- [TO DO] In the listing below, identify each line with the word "Units" and return those lines.

Collected data entries:
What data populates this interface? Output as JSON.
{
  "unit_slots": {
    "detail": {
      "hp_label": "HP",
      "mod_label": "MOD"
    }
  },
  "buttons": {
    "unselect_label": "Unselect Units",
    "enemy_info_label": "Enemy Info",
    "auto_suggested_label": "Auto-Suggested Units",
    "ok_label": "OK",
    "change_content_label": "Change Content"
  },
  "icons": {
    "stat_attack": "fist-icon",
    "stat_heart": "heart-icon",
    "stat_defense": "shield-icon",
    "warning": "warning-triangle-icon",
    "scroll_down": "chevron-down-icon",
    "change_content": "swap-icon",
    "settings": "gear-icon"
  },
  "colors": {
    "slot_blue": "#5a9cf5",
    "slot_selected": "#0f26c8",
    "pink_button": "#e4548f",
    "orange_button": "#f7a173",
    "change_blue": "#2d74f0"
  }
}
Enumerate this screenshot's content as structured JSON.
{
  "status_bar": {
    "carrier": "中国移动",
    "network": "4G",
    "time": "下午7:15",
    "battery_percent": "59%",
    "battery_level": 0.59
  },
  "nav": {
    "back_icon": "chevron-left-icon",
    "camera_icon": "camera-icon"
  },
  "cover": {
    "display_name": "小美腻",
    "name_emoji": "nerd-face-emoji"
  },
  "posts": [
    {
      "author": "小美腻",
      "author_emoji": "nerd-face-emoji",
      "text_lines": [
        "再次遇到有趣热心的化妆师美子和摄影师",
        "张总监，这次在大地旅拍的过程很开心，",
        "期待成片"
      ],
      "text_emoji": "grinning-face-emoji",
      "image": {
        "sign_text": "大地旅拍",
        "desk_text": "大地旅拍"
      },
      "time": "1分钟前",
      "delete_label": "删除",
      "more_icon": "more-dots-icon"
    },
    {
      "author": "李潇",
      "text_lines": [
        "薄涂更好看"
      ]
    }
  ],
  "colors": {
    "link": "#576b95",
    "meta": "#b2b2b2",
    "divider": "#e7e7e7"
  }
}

- [RESULT BELOW]
    "unselect_label": "Unselect Units",
    "auto_suggested_label": "Auto-Suggested Units",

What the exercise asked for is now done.